#### [Consigne]
Dans l'entretien ci-dessous sur les pannes d'ascenseurs, recopiez à l'identique tout ce qui va de « LPA : Quel lien » jusqu'à « craignent nos actions. ».

___ Texte à lire

F.B.A. : Le collectif s’est constitué autours de l’exemple de cette dame et les gens ont commencé à nous appeler d’un peu partout en Île-de-France et ailleurs. Nous n’avons eu aucun mal à convaincre Charles Morel de représenter les familles et les aider à obtenir des dédommagements. Il nous a fait des mises en demeures et lettres-types, ce qui est plus efficace vis-à-vis des bailleurs.

LPA : Quel lien entretenez-vous justement avec les bailleurs ? La constitution du collectif est-il un constat d’échec de l’Association exigence ascenseurs (AEA) ?

F.B.A. : Nous sommes conciliants mais pas complaisants. On peut comprendre les retards pour réparer les pannes mais ils doivent faire en sorte que les ascenseurs soient moins souvent en panne. Quand on les sollicite, ils vont vite et il n’y a aucun problème, 80 % des pannes sont réglées durablement mais il faut trouver là où ça coince : quand les bons de commande sont bloqués chez le bailleur, par exemple, c’est normal que l’ascensoriste n’intervienne pas. On peut aussi faire des mises en demeure, faire des communiqués de presse, ils craignent nos actions.

______
___ Données fournies

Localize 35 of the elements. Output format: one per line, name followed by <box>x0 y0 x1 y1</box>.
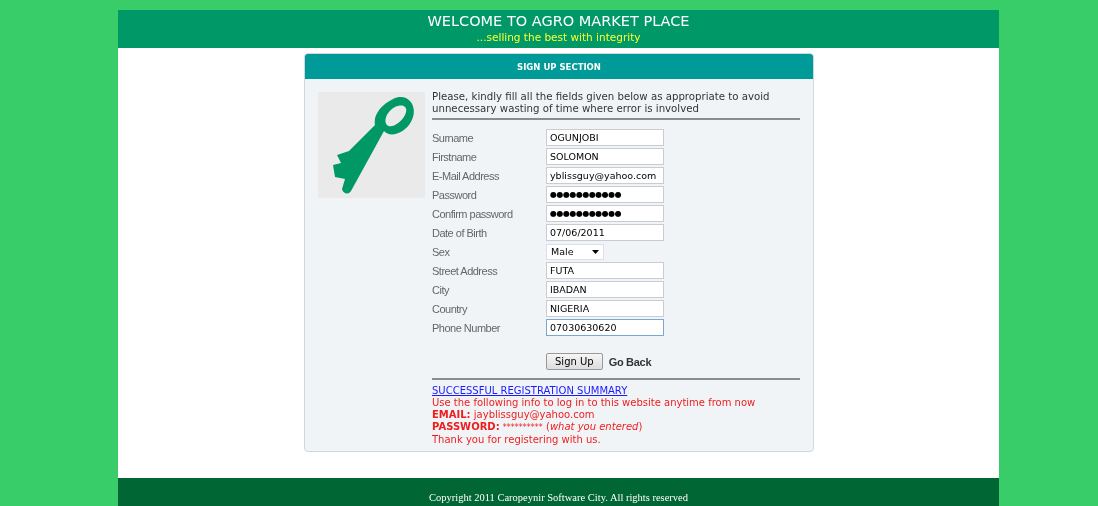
sex-dropdown[interactable]: Male <box>546 243 604 260</box>
go-back-link[interactable]: Go Back <box>608 355 652 368</box>
input-field[interactable]: IBADAN <box>546 281 664 298</box>
summary-line: EMAIL: jayblissguy@yahoo.com <box>432 409 596 421</box>
input-field[interactable]: NIGERIA <box>546 300 664 317</box>
field-label: Surname <box>432 131 475 144</box>
copyright-text: Copyright 2011 Caropeynir Software City. All rights reserved <box>428 492 689 503</box>
summary-line: PASSWORD: ********** (what you entered) <box>432 421 644 434</box>
field-label: City <box>432 283 451 296</box>
caret-icon <box>592 249 599 254</box>
field-label: Password <box>432 188 478 201</box>
instructions-text: Please, kindly fill all the fields given below as appropriate to avoid unnecessary wasting of time where error is involved <box>432 91 800 120</box>
summary-line: Thank you for registering with us. <box>432 434 602 446</box>
card-header: SIGN UP SECTION <box>305 54 813 79</box>
field-label: Phone Number <box>432 321 502 334</box>
input-field[interactable]: 07030630620 <box>546 319 664 336</box>
password-field[interactable]: ●●●●●●●●●●● <box>546 205 664 222</box>
field-label: Country <box>432 302 469 315</box>
summary-link[interactable]: SUCCESSFUL REGISTRATION SUMMARY <box>432 385 628 397</box>
input-field[interactable]: 07/06/2011 <box>546 224 664 241</box>
summary-line: Use the following info to log in to this website anytime from now <box>432 397 757 409</box>
field-label: Street Address <box>432 264 499 277</box>
input-field[interactable]: SOLOMON <box>546 148 664 165</box>
sign-up-button[interactable]: Sign Up <box>546 353 603 370</box>
password-field[interactable]: ●●●●●●●●●●● <box>546 186 664 203</box>
input-field[interactable]: yblissguy@yahoo.com <box>546 167 664 184</box>
field-label: Firstname <box>432 150 478 163</box>
field-label: Sex <box>432 245 451 258</box>
site-tagline: ...selling the best with integrity <box>476 30 641 44</box>
input-field[interactable]: OGUNJOBI <box>546 129 664 146</box>
field-label: E-Mail Address <box>432 169 500 182</box>
field-label: Date of Birth <box>432 226 488 239</box>
field-label: Confirm password <box>432 207 514 220</box>
site-title: WELCOME TO AGRO MARKET PLACE <box>427 12 690 30</box>
input-field[interactable]: FUTA <box>546 262 664 279</box>
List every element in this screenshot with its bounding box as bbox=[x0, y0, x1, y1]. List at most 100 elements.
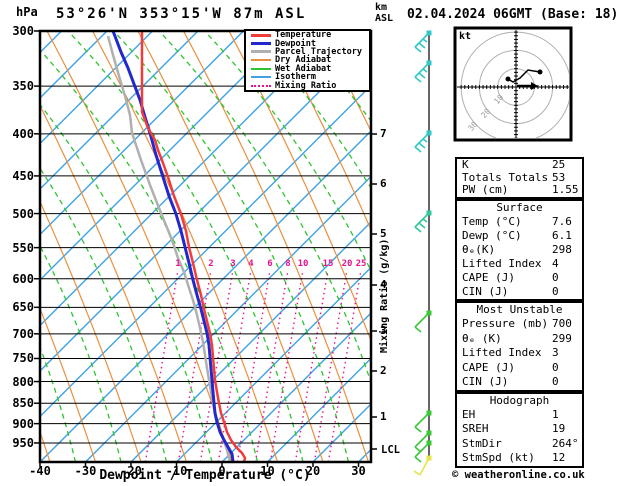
pressure-tick-label: 950 bbox=[12, 435, 34, 450]
panel-row-label: StmSpd (kt) bbox=[462, 450, 535, 464]
lcl-label: LCL bbox=[381, 444, 400, 456]
legend-color-sample-icon bbox=[251, 84, 271, 87]
pressure-tick-label: 500 bbox=[12, 206, 34, 221]
legend-color-sample-icon bbox=[251, 67, 271, 70]
pressure-tick-label: 300 bbox=[12, 24, 34, 38]
pressure-tick-label: 700 bbox=[12, 326, 34, 341]
most-unstable-panel: Most Unstable Pressure (mb) 700 θₑ (K) 299 Li… bbox=[455, 301, 584, 392]
mixing-ratio-tick-label: 8 bbox=[285, 259, 291, 269]
panel-row-label: θₑ(K) bbox=[462, 243, 496, 256]
sounding-screenshot: hPa 53°26'N 353°15'W 87m ASL 02.04.2024 … bbox=[0, 0, 629, 486]
panel-row-value: 0 bbox=[552, 271, 559, 284]
hodograph-wind-trace bbox=[507, 69, 541, 83]
pressure-tick-label: 450 bbox=[12, 168, 34, 183]
panel-row-value: 264° bbox=[552, 436, 579, 450]
pressure-tick-label: 850 bbox=[12, 396, 34, 411]
panel-row: EH 1 bbox=[457, 408, 582, 422]
pressure-tick-label: 800 bbox=[12, 374, 34, 389]
panel-row-label: K bbox=[462, 158, 469, 171]
hodograph-stats-panel: Hodograph EH 1 SREH 19 StmDir 264° StmSpd (kt) 1… bbox=[455, 392, 584, 468]
panel-row: θₑ (K) 299 bbox=[457, 332, 582, 346]
panel-row-label: CAPE (J) bbox=[462, 271, 515, 284]
pressure-axis-unit: hPa bbox=[16, 5, 38, 19]
axis-ticks bbox=[34, 30, 377, 467]
panel-row-label: CAPE (J) bbox=[462, 360, 515, 374]
panel-title: Hodograph bbox=[489, 394, 550, 407]
panel-row: CAPE (J) 0 bbox=[457, 271, 582, 285]
panel-row-value: 6.1 bbox=[552, 229, 572, 242]
panel-row-value: 0 bbox=[552, 360, 559, 374]
panel-row-value: 0 bbox=[552, 375, 559, 389]
surface-panel: Surface Temp (°C) 7.6 Dewp (°C) 6.1 θₑ(K) 298 L… bbox=[455, 199, 584, 301]
legend-color-sample-icon bbox=[251, 59, 271, 62]
panel-row: θₑ(K) 298 bbox=[457, 243, 582, 257]
panel-row: Temp (°C) 7.6 bbox=[457, 215, 582, 229]
panel-row-label: θₑ (K) bbox=[462, 331, 502, 345]
panel-row-label: Totals Totals bbox=[462, 170, 549, 184]
hodograph-unit-label: kt bbox=[459, 31, 472, 42]
panel-row: Dewp (°C) 6.1 bbox=[457, 229, 582, 243]
mixing-ratio-tick-label: 20 bbox=[341, 259, 353, 269]
mixing-ratio-tick-label: 2 bbox=[208, 259, 214, 269]
plot-border bbox=[38, 29, 373, 464]
asl-axis-unit: ASL bbox=[375, 13, 394, 24]
panel-row-label: PW (cm) bbox=[462, 183, 509, 196]
panel-row-value: 299 bbox=[552, 331, 572, 345]
panel-row-label: Lifted Index bbox=[462, 257, 542, 270]
pressure-tick-label: 900 bbox=[12, 416, 34, 431]
panel-row-label: EH bbox=[462, 408, 476, 422]
km-tick-label: 7 bbox=[380, 127, 387, 140]
panel-title: Surface bbox=[496, 201, 543, 214]
panel-row-value: 4 bbox=[552, 257, 559, 270]
panel-row: CIN (J) 0 bbox=[457, 375, 582, 389]
legend-item-label: Mixing Ratio bbox=[275, 80, 337, 91]
panel-row: CIN (J) 0 bbox=[457, 285, 582, 299]
mixing-ratio-lines bbox=[144, 269, 362, 461]
panel-row-label: Lifted Index bbox=[462, 346, 542, 360]
km-tick-label: 1 bbox=[380, 410, 387, 423]
panel-row: CAPE (J) 0 bbox=[457, 361, 582, 375]
mixing-ratio-tick-label: 10 bbox=[297, 259, 309, 269]
panel-row-value: 7.6 bbox=[552, 215, 572, 228]
mixing-ratio-tick-label: 6 bbox=[267, 259, 273, 269]
panel-row-label: Pressure (mb) bbox=[462, 317, 549, 331]
credit-footer: © weatheronline.co.uk bbox=[452, 469, 585, 481]
panel-row-value: 0 bbox=[552, 285, 559, 298]
indices-panel: K 25 Totals Totals 53 PW (cm) 1.55 bbox=[455, 157, 584, 199]
mixing-ratio-tick-label: 25 bbox=[355, 259, 367, 269]
panel-row: SREH 19 bbox=[457, 422, 582, 436]
legend-item-label: Isotherm bbox=[275, 72, 316, 83]
mixing-ratio-axis-label: Mixing Ratio (g/kg) bbox=[379, 238, 390, 353]
legend-color-sample-icon bbox=[251, 33, 271, 37]
km-axis-unit: km bbox=[375, 2, 388, 13]
mixing-ratio-tick-label: 4 bbox=[248, 259, 254, 269]
panel-row-value: 1 bbox=[552, 408, 559, 422]
panel-row: PW (cm) 1.55 bbox=[457, 183, 582, 197]
panel-row-label: CIN (J) bbox=[462, 285, 509, 298]
panel-row-value: 3 bbox=[552, 346, 559, 360]
panel-row: Pressure (mb) 700 bbox=[457, 317, 582, 331]
legend-color-sample-icon bbox=[251, 42, 271, 46]
panel-title: Most Unstable bbox=[476, 303, 563, 316]
panel-row: StmSpd (kt) 12 bbox=[457, 451, 582, 465]
pressure-tick-label: 750 bbox=[12, 351, 34, 366]
datetime-title: 02.04.2024 06GMT (Base: 18) bbox=[407, 7, 619, 22]
panel-row-value: 298 bbox=[552, 243, 572, 256]
legend-item-label: Temperature bbox=[275, 30, 332, 41]
panel-row-label: StmDir bbox=[462, 436, 502, 450]
legend-color-sample-icon bbox=[251, 50, 271, 54]
panel-row-value: 700 bbox=[552, 317, 572, 331]
mixing-ratio-tick-label: 3 bbox=[230, 259, 236, 269]
mixing-ratio-tick-label: 15 bbox=[322, 259, 334, 269]
wind-barb-column bbox=[413, 30, 432, 476]
pressure-tick-label: 600 bbox=[12, 271, 34, 286]
pressure-tick-label: 350 bbox=[12, 79, 34, 94]
mixing-ratio-tick-label: 1 bbox=[175, 259, 181, 269]
pressure-tick-label: 400 bbox=[12, 126, 34, 141]
plot-frame bbox=[38, 29, 373, 464]
pressure-tick-label: 550 bbox=[12, 240, 34, 255]
panel-row-label: CIN (J) bbox=[462, 375, 509, 389]
legend-box: Temperature Dewpoint Parcel Trajectory Dry … bbox=[244, 29, 371, 92]
km-tick-label: 6 bbox=[380, 177, 387, 190]
curve-parcel-trajectory bbox=[106, 35, 232, 461]
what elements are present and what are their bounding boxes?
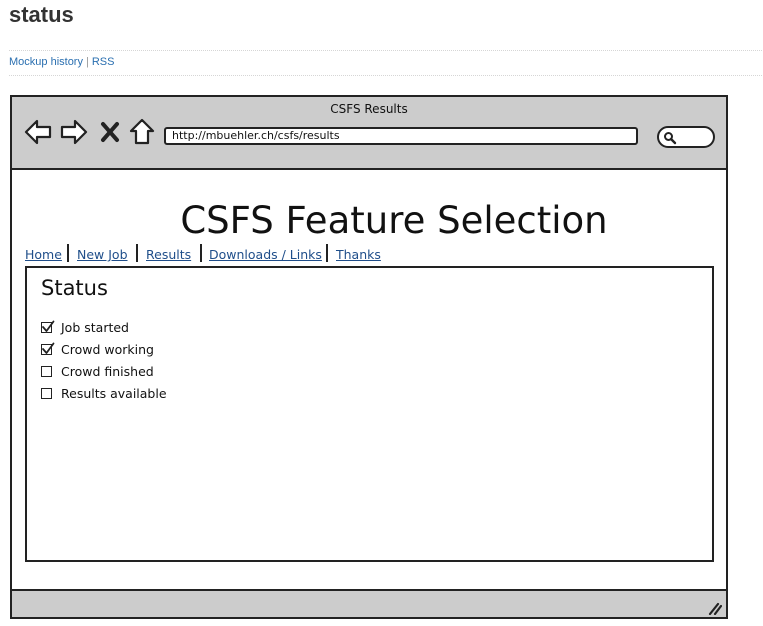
section-title: Status bbox=[41, 276, 108, 300]
rss-link[interactable]: RSS bbox=[92, 56, 115, 68]
window-title: CSFS Results bbox=[330, 102, 408, 116]
tab-separator bbox=[67, 244, 69, 262]
tab-downloads-links[interactable]: Downloads / Links bbox=[209, 247, 322, 262]
checkbox-unchecked[interactable] bbox=[41, 366, 52, 377]
tab-separator bbox=[326, 244, 328, 262]
status-panel: Status Job started Crowd working Crowd f… bbox=[25, 266, 714, 562]
status-item-label: Job started bbox=[61, 320, 129, 335]
link-separator: | bbox=[85, 56, 89, 68]
checkbox-unchecked[interactable] bbox=[41, 388, 52, 399]
browser-chrome: CSFS Results http://mbuehler.ch/csfs/res… bbox=[12, 97, 726, 170]
divider bbox=[9, 75, 762, 76]
checkbox-checked[interactable] bbox=[41, 320, 55, 333]
checkmark-icon bbox=[42, 320, 55, 332]
page-links: Mockup history | RSS bbox=[9, 56, 114, 68]
tab-separator bbox=[200, 244, 202, 262]
browser-mockup: CSFS Results http://mbuehler.ch/csfs/res… bbox=[10, 95, 728, 619]
checkmark-icon bbox=[42, 342, 55, 354]
status-item-label: Results available bbox=[61, 386, 167, 401]
browser-status-bar bbox=[12, 589, 726, 617]
status-item-results-available: Results available bbox=[41, 386, 241, 402]
search-box[interactable] bbox=[657, 126, 715, 148]
resize-grip-icon[interactable] bbox=[706, 601, 722, 615]
mockup-history-link[interactable]: Mockup history bbox=[9, 56, 83, 68]
app-title: CSFS Feature Selection bbox=[180, 199, 608, 242]
tab-results[interactable]: Results bbox=[146, 247, 191, 262]
page-title: status bbox=[9, 2, 74, 27]
forward-arrow-icon[interactable] bbox=[60, 118, 88, 146]
tab-new-job[interactable]: New Job bbox=[77, 247, 128, 262]
back-arrow-icon[interactable] bbox=[24, 118, 52, 146]
divider bbox=[9, 50, 762, 51]
search-icon bbox=[664, 132, 677, 145]
status-item-crowd-finished: Crowd finished bbox=[41, 364, 241, 380]
checkbox-checked[interactable] bbox=[41, 342, 55, 355]
tab-home[interactable]: Home bbox=[25, 247, 62, 262]
close-x-icon[interactable] bbox=[100, 118, 120, 146]
status-item-crowd-working: Crowd working bbox=[41, 342, 241, 358]
tab-separator bbox=[136, 244, 138, 262]
tab-thanks[interactable]: Thanks bbox=[336, 247, 381, 262]
address-bar[interactable]: http://mbuehler.ch/csfs/results bbox=[164, 127, 638, 145]
status-item-label: Crowd finished bbox=[61, 364, 154, 379]
home-icon[interactable] bbox=[128, 118, 156, 146]
status-item-label: Crowd working bbox=[61, 342, 154, 357]
status-item-job-started: Job started bbox=[41, 320, 241, 336]
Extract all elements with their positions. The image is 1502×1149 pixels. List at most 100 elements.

______

#### [Solution proposée]
LPA : Quel lien entretenez-vous justement avec les bailleurs ? La constitution du collectif est-il un constat d’échec de l’Association exigence ascenseurs (AEA) ?

F.B.A. : Nous sommes conciliants mais pas complaisants. On peut comprendre les retards pour réparer les pannes mais ils doivent faire en sorte que les ascenseurs soient moins souvent en panne. Quand on les sollicite, ils vont vite et il n’y a aucun problème, 80 % des pannes sont réglées durablement mais il faut trouver là où ça coince : quand les bons de commande sont bloqués chez le bailleur, par exemple, c’est normal que l’ascensoriste n’intervienne pas. On peut aussi faire des mises en demeure, faire des communiqués de presse, ils craignent nos actions.